• [Job 1]: Please turn the rows from the line containing "x-tick-label: 3.5 — [576, 400, 597, 417]" through the line containing "right-tick-label: 0.5 — [970, 664, 991, 681]" into a Markdown table with the columns No. and Entry, numbering each line and leaving out blank lines.

LRAM/RRAM in my opinion is horrible way of estimation, but for AP they will tell you when to use LRAM/RRAM in the problem, and later MRAM as well.
• If you take an average of a right Riemann Sum and Left Riemann Sum do you get the exact area
• Nope, but you will get the trapezoidal Riemann Sum, which is a better estimation.
• At and onward, a rectangle seems to form between the right-edge rectangle and left-edge rectangle. The function also seems to cut through them, very close to halfway cut. Could this affect how we use Riemann sums?
• Not exactly. Though for many equations if you average out the left and right rectangle sums you usually get closer to the true area under a graph. Of course there are some graph shapes where this is untrue, or the size of the rectangles makes it untrue.

With using a riemann sum though it doesn't matter if you do left or right in the end, since eventually riemann sums as you to divide the graph into infinitely many rectangles, or other shapes. This makes it so it doesn't matter where you start, the infinitely many rectangles will fit perfectly under the graph.

I'm not sureif you knew that yet or where this video is on the playlist, so apologies if that is confusing.
• Hi,

For right hand rule:
For example:
My interval is from 1-9, the function is 1/x and lastly I need to take four intervals. Would I take my first point as f(1) and my second as f(3)? If yes, why? And if not, why?

Thank you!
• Is it possible to calculate the trapezoid instead of the rectangles ?
(1 vote)
• what if the function is decreasing and in the third/fourth quadrant? because then it would be upside down?
• Howdy Patrick,

Good question! But the key here is that we usually don't talk about "negative area". Instead, we would say that it estimates the area under the x-axis. Thus we are still having less area.

Note that sometimes we want to calculate the net area, where we subtract the area below the x-axis from the area above the x-axis. In this case, you would be right that the left Riemann sum would be underestimating the amount that should be subtracted, and thus is overestimate the overall sum (provided that there is more area below the x-axis than above the x-axis: otherwise the underestimation from above the x-axis might cancel out the overestimation from below the x-axis).

Yeah... a bit of a tongue twister there, but I hope you get the point.
(1 vote)
• why not take a triangle and subtract it from the left Riemann sum? The triangle would be ((left side function value - right side function value)*change of x) / 2. That would be a slight under approximation but would be far more accurate.
(1 vote)
• That's equivalent to the trapezoid approximation, which is discussed later.

• [Dataset entries]:
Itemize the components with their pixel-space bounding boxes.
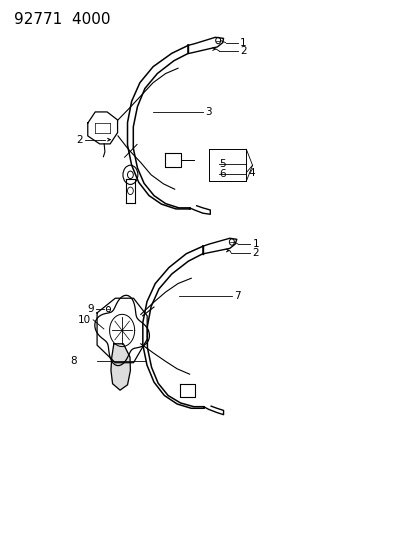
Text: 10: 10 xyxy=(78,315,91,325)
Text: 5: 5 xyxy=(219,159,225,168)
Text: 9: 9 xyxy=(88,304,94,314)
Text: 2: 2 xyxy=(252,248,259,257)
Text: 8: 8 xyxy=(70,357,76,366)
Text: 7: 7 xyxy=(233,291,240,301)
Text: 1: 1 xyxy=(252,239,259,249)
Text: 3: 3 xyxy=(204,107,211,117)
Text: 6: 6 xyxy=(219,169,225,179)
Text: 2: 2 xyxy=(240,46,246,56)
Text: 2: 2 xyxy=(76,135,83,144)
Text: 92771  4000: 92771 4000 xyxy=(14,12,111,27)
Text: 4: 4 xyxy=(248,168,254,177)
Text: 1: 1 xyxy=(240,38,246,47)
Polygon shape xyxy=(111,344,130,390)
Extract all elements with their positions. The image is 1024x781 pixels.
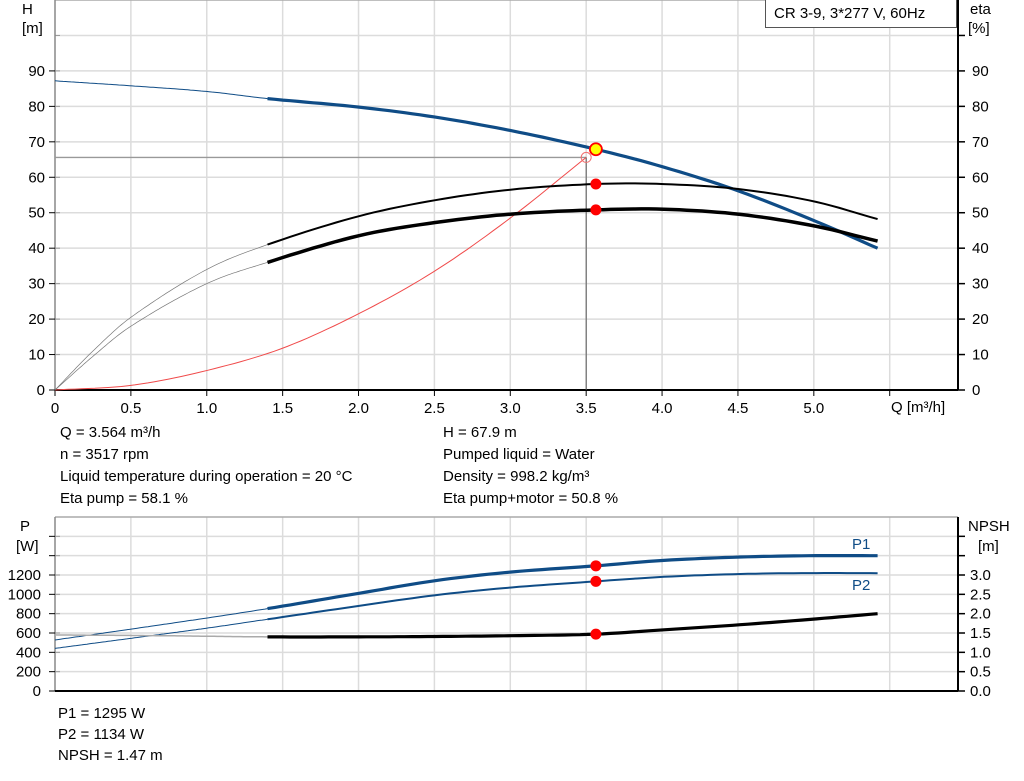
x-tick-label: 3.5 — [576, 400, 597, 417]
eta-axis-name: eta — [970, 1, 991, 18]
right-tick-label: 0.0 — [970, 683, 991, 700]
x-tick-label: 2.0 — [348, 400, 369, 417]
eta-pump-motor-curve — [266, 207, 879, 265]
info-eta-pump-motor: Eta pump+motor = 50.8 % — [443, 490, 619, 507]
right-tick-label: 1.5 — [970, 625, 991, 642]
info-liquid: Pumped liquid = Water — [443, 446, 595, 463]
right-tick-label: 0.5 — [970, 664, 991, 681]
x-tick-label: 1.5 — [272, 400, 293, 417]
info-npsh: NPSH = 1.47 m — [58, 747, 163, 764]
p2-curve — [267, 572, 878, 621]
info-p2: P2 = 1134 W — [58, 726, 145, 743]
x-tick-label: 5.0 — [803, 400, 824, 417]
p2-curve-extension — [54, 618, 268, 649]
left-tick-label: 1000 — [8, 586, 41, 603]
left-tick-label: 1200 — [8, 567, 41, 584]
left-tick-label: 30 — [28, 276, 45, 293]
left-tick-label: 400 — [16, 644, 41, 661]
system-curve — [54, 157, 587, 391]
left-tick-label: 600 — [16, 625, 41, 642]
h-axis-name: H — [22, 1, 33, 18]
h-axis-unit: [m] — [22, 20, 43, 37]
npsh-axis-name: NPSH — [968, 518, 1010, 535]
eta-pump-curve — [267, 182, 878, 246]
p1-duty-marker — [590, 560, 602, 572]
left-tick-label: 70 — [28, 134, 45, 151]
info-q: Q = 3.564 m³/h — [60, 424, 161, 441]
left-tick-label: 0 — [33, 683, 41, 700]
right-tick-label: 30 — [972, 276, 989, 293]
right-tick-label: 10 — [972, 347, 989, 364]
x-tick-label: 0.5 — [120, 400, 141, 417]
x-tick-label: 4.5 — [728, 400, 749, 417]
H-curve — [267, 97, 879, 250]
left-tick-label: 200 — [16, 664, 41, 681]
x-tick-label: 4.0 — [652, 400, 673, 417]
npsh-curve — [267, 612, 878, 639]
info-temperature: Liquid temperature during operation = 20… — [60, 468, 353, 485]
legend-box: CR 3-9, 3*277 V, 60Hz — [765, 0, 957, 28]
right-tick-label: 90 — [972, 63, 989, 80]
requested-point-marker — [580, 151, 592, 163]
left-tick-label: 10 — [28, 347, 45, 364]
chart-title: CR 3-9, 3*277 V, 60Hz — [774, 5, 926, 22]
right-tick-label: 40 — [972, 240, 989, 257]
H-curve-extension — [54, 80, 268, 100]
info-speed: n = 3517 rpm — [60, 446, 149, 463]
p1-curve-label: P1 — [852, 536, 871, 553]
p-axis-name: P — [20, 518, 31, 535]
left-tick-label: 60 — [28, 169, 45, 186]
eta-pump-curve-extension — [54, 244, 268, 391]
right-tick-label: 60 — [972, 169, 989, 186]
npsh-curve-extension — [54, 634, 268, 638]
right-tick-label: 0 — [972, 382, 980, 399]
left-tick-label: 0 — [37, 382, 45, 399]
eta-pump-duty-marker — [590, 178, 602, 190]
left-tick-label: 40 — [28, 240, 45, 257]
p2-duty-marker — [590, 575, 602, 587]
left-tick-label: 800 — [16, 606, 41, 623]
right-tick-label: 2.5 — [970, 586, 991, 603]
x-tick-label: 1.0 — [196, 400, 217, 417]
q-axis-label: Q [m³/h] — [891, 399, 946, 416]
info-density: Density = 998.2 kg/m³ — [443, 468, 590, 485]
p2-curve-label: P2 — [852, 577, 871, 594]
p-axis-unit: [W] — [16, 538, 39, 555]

• [Job 2]: Name every abbreviation written entirely in capital letters that appears in the Riemann sum thread above.

• [Exercise answer 1]:
| No. | Entry |
|---|---|
| 1 | x-tick-label: 3.5 — [576, 400, 597, 417] |
| 2 | eta-axis-name: eta — [970, 1, 991, 18] |
| 3 | right-tick-label: 0.0 — [970, 683, 991, 700] |
| 4 | x-tick-label: 2.0 — [348, 400, 369, 417] |
| 5 | eta-pump-motor-curve — [266, 207, 879, 265] |
| 6 | info-eta-pump-motor: Eta pump+motor = 50.8 % — [443, 490, 619, 507] |
| 7 | right-tick-label: 1.5 — [970, 625, 991, 642] |
| 8 | info-liquid: Pumped liquid = Water — [443, 446, 595, 463] |
| 9 | right-tick-label: 0.5 — [970, 664, 991, 681] |

• [Exercise answer 2]: LRAM, RRAM, MRAM, AP